> [MATERIAL PROVIDED]:

------------------------

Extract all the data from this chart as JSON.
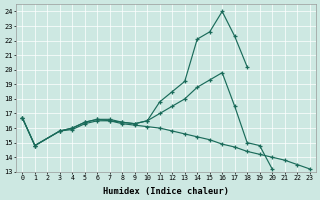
{
  "background_color": "#cde8e2",
  "grid_color": "#ffffff",
  "line_color": "#1a6b5a",
  "xlabel": "Humidex (Indice chaleur)",
  "xlim": [
    -0.5,
    23.5
  ],
  "ylim": [
    13,
    24.5
  ],
  "yticks": [
    13,
    14,
    15,
    16,
    17,
    18,
    19,
    20,
    21,
    22,
    23,
    24
  ],
  "xticks": [
    0,
    1,
    2,
    3,
    4,
    5,
    6,
    7,
    8,
    9,
    10,
    11,
    12,
    13,
    14,
    15,
    16,
    17,
    18,
    19,
    20,
    21,
    22,
    23
  ],
  "line_peak_x": [
    0,
    1,
    3,
    4,
    5,
    6,
    7,
    8,
    9,
    10,
    11,
    12,
    13,
    14,
    15,
    16,
    17,
    18
  ],
  "line_peak_y": [
    16.7,
    14.8,
    15.8,
    16.0,
    16.4,
    16.6,
    16.6,
    16.4,
    16.3,
    16.5,
    17.8,
    18.5,
    19.2,
    22.1,
    22.6,
    24.0,
    22.3,
    20.2
  ],
  "line_mid_x": [
    0,
    1,
    3,
    4,
    5,
    6,
    7,
    8,
    9,
    10,
    11,
    12,
    13,
    14,
    15,
    16,
    17,
    18,
    19,
    20,
    21,
    22
  ],
  "line_mid_y": [
    16.7,
    14.8,
    15.8,
    16.0,
    16.4,
    16.6,
    16.5,
    16.4,
    16.3,
    16.5,
    17.0,
    17.5,
    18.0,
    18.8,
    19.3,
    19.8,
    17.5,
    15.0,
    14.8,
    13.2,
    null,
    null
  ],
  "line_flat_x": [
    0,
    1,
    3,
    4,
    5,
    6,
    7,
    8,
    9,
    10,
    11,
    12,
    13,
    14,
    15,
    16,
    17,
    18,
    19,
    20,
    21,
    22,
    23
  ],
  "line_flat_y": [
    16.7,
    14.8,
    15.8,
    15.9,
    16.3,
    16.5,
    16.5,
    16.3,
    16.2,
    16.1,
    16.0,
    15.8,
    15.6,
    15.4,
    15.2,
    14.9,
    14.7,
    14.4,
    14.2,
    14.0,
    13.8,
    13.5,
    13.2
  ]
}
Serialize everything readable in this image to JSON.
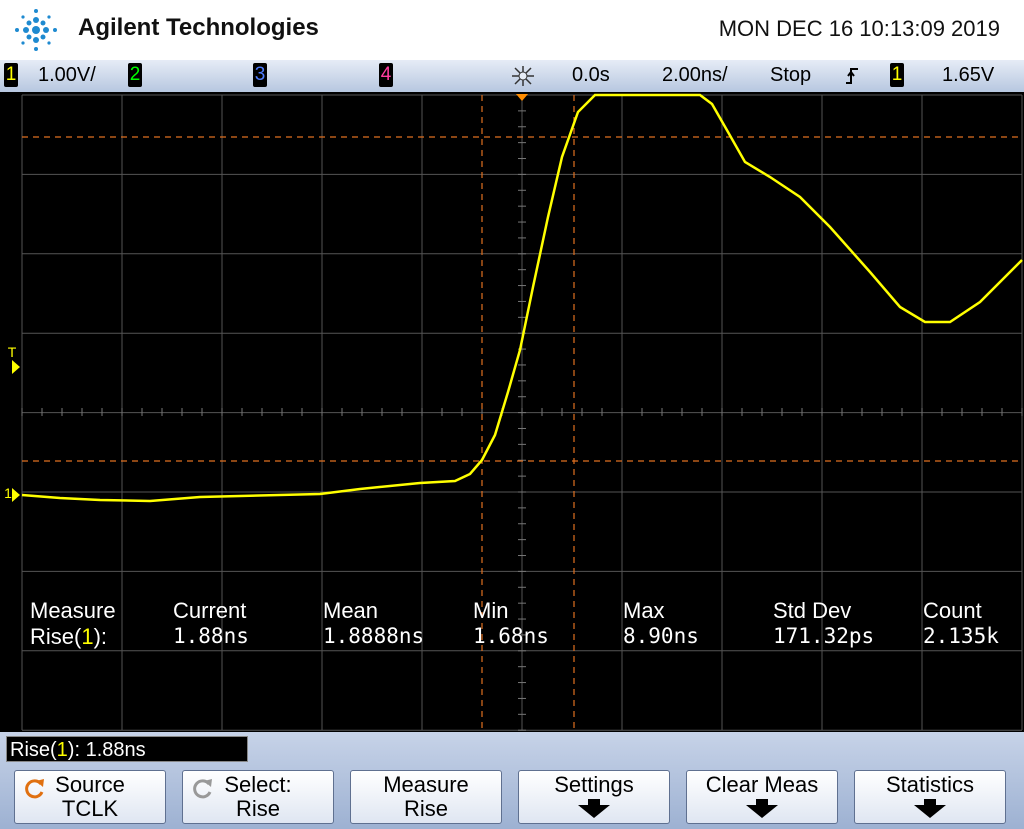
{
  "header": {
    "brand": "Agilent Technologies",
    "datetime": "MON DEC 16 10:13:09 2019"
  },
  "status": {
    "ch1": "1",
    "ch1_scale": "1.00V/",
    "ch2": "2",
    "ch3": "3",
    "ch4": "4",
    "delay": "0.0s",
    "timebase": "2.00ns/",
    "run_state": "Stop",
    "trigger_source": "1",
    "trigger_level": "1.65V"
  },
  "markers": {
    "trigger": "T",
    "channel": "1"
  },
  "measurements": {
    "headers": [
      "Measure",
      "Current",
      "Mean",
      "Min",
      "Max",
      "Std Dev",
      "Count"
    ],
    "row_label": {
      "prefix": "Rise(",
      "channel": "1",
      "suffix": "):"
    },
    "values": [
      "1.88ns",
      "1.8888ns",
      "1.68ns",
      "8.90ns",
      "171.32ps",
      "2.135k"
    ]
  },
  "status_line": {
    "prefix": "Rise(",
    "channel": "1",
    "suffix": "): 1.88ns"
  },
  "softkeys": [
    {
      "line1": "Source",
      "line2": "TCLK"
    },
    {
      "line1": "Select:",
      "line2": "Rise"
    },
    {
      "line1": "Measure",
      "line2": "Rise"
    },
    {
      "line1": "Settings"
    },
    {
      "line1": "Clear Meas"
    },
    {
      "line1": "Statistics"
    }
  ]
}
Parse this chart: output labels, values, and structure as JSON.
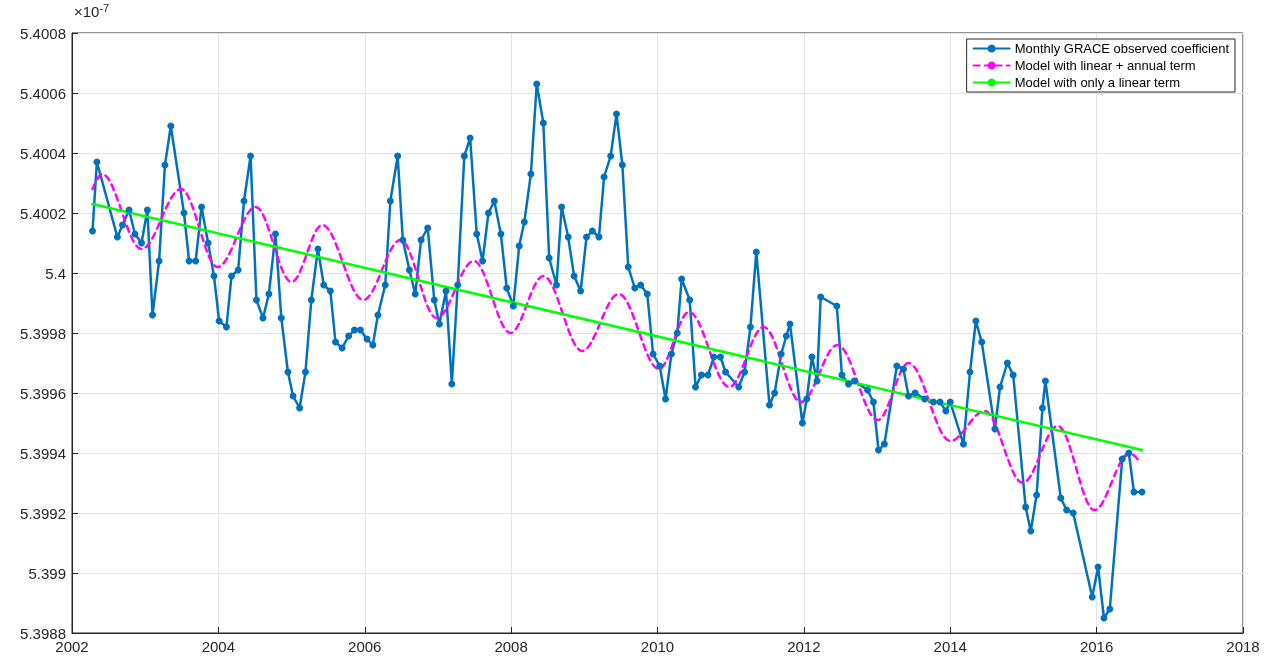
{
  "chart_data": {
    "type": "line",
    "annotations": [
      "×10$^{-7}$"
    ],
    "xlim": [
      2002,
      2018
    ],
    "xticks": [
      2002,
      2004,
      2006,
      2008,
      2010,
      2012,
      2014,
      2016,
      2018
    ],
    "ylim": [
      5.3988,
      5.4008
    ],
    "yticks": [
      5.3988,
      5.399,
      5.3992,
      5.3994,
      5.3996,
      5.3998,
      5.4,
      5.4002,
      5.4004,
      5.4006,
      5.4008
    ],
    "grid": true,
    "legend": "top right",
    "series": [
      {
        "name": "Monthly GRACE observed coefficient",
        "color": "#0072bd",
        "marker": "circle",
        "line_style": "solid",
        "x": [
          2002.28,
          2002.34,
          2002.62,
          2002.69,
          2002.78,
          2002.86,
          2002.95,
          2003.03,
          2003.1,
          2003.19,
          2003.27,
          2003.35,
          2003.53,
          2003.6,
          2003.69,
          2003.77,
          2003.86,
          2003.94,
          2004.01,
          2004.11,
          2004.18,
          2004.27,
          2004.35,
          2004.44,
          2004.52,
          2004.61,
          2004.69,
          2004.78,
          2004.86,
          2004.95,
          2005.02,
          2005.11,
          2005.19,
          2005.27,
          2005.36,
          2005.44,
          2005.53,
          2005.6,
          2005.69,
          2005.78,
          2005.86,
          2005.94,
          2006.03,
          2006.11,
          2006.18,
          2006.28,
          2006.35,
          2006.45,
          2006.52,
          2006.61,
          2006.69,
          2006.77,
          2006.86,
          2006.95,
          2007.02,
          2007.11,
          2007.19,
          2007.27,
          2007.36,
          2007.44,
          2007.53,
          2007.61,
          2007.69,
          2007.77,
          2007.86,
          2007.94,
          2008.03,
          2008.11,
          2008.18,
          2008.27,
          2008.35,
          2008.44,
          2008.52,
          2008.62,
          2008.69,
          2008.78,
          2008.86,
          2008.95,
          2009.03,
          2009.11,
          2009.2,
          2009.27,
          2009.36,
          2009.44,
          2009.52,
          2009.6,
          2009.69,
          2009.77,
          2009.86,
          2009.94,
          2010.03,
          2010.11,
          2010.19,
          2010.27,
          2010.33,
          2010.44,
          2010.52,
          2010.6,
          2010.69,
          2010.77,
          2010.86,
          2010.93,
          2011.11,
          2011.19,
          2011.27,
          2011.35,
          2011.53,
          2011.6,
          2011.69,
          2011.76,
          2011.81,
          2011.98,
          2012.04,
          2012.11,
          2012.18,
          2012.23,
          2012.45,
          2012.52,
          2012.61,
          2012.69,
          2012.87,
          2012.95,
          2013.02,
          2013.1,
          2013.27,
          2013.36,
          2013.43,
          2013.52,
          2013.65,
          2013.77,
          2013.86,
          2013.94,
          2014.0,
          2014.18,
          2014.27,
          2014.35,
          2014.43,
          2014.61,
          2014.68,
          2014.78,
          2014.86,
          2015.03,
          2015.1,
          2015.18,
          2015.26,
          2015.3,
          2015.51,
          2015.59,
          2015.68,
          2015.94,
          2016.02,
          2016.1,
          2016.18,
          2016.35,
          2016.44,
          2016.51,
          2016.62
        ],
        "values": [
          5.40014,
          5.40037,
          5.40012,
          5.40016,
          5.40021,
          5.40013,
          5.4001,
          5.40021,
          5.39986,
          5.40004,
          5.40036,
          5.40049,
          5.4002,
          5.40004,
          5.40004,
          5.40022,
          5.4001,
          5.39999,
          5.39984,
          5.39982,
          5.39999,
          5.40001,
          5.40024,
          5.40039,
          5.39991,
          5.39985,
          5.39993,
          5.40013,
          5.39985,
          5.39967,
          5.39959,
          5.39955,
          5.39967,
          5.39991,
          5.40008,
          5.39996,
          5.39994,
          5.39977,
          5.39975,
          5.39979,
          5.39981,
          5.39981,
          5.39978,
          5.39976,
          5.39986,
          5.39996,
          5.40024,
          5.40039,
          5.40011,
          5.40001,
          5.39993,
          5.40011,
          5.40015,
          5.39991,
          5.39983,
          5.39994,
          5.39963,
          5.39996,
          5.40039,
          5.40045,
          5.40013,
          5.40004,
          5.4002,
          5.40024,
          5.40013,
          5.39995,
          5.39989,
          5.40009,
          5.40017,
          5.40033,
          5.40063,
          5.4005,
          5.40005,
          5.39996,
          5.40022,
          5.40012,
          5.39999,
          5.39994,
          5.40012,
          5.40014,
          5.40012,
          5.40032,
          5.40039,
          5.40053,
          5.40036,
          5.40002,
          5.39995,
          5.39996,
          5.39993,
          5.39973,
          5.39969,
          5.39958,
          5.39973,
          5.3998,
          5.39998,
          5.39991,
          5.39962,
          5.39966,
          5.39966,
          5.39972,
          5.39972,
          5.39967,
          5.39962,
          5.39967,
          5.39982,
          5.40007,
          5.39956,
          5.3996,
          5.39973,
          5.39979,
          5.39983,
          5.3995,
          5.39958,
          5.39972,
          5.39964,
          5.39992,
          5.39989,
          5.39966,
          5.39963,
          5.39964,
          5.39961,
          5.39957,
          5.39941,
          5.39943,
          5.39969,
          5.39968,
          5.39959,
          5.3996,
          5.39958,
          5.39957,
          5.39957,
          5.39954,
          5.39957,
          5.39943,
          5.39967,
          5.39984,
          5.39977,
          5.39948,
          5.39962,
          5.3997,
          5.39966,
          5.39922,
          5.39914,
          5.39926,
          5.39955,
          5.39964,
          5.39925,
          5.39921,
          5.3992,
          5.39892,
          5.39902,
          5.39885,
          5.39888,
          5.39938,
          5.3994,
          5.39927,
          5.39927
        ]
      },
      {
        "name": "Model with linear + annual term",
        "color": "#ff00ff",
        "marker": "none",
        "line_style": "dashed",
        "x": [
          2002.28,
          2002.41,
          2002.95,
          2003.49,
          2003.99,
          2004.51,
          2005.0,
          2005.42,
          2005.98,
          2006.49,
          2006.98,
          2007.49,
          2007.99,
          2008.44,
          2008.97,
          2009.47,
          2010.02,
          2010.43,
          2010.98,
          2011.45,
          2011.96,
          2012.46,
          2013.01,
          2013.43,
          2014.0,
          2014.47,
          2014.99,
          2015.47,
          2015.97,
          2016.45,
          2016.59
        ],
        "values": [
          5.40028,
          5.40033,
          5.40008,
          5.40028,
          5.40002,
          5.40022,
          5.39997,
          5.40016,
          5.39991,
          5.40011,
          5.39985,
          5.40004,
          5.3998,
          5.39999,
          5.39974,
          5.39993,
          5.39968,
          5.39987,
          5.39962,
          5.39982,
          5.39957,
          5.39976,
          5.39951,
          5.3997,
          5.39944,
          5.39954,
          5.3993,
          5.39949,
          5.39921,
          5.3994,
          5.39937
        ]
      },
      {
        "name": "Model with only a linear term",
        "color": "#00ff00",
        "marker": "none",
        "line_style": "solid",
        "x": [
          2002.28,
          2016.62
        ],
        "values": [
          5.40023,
          5.39941
        ]
      }
    ]
  }
}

------------------------

Scan the listing above. Collect all lines with the word "linear".

> [RESULT OF THIS TASK]:
        "name": "Model with linear + annual term",
        "name": "Model with only a linear term",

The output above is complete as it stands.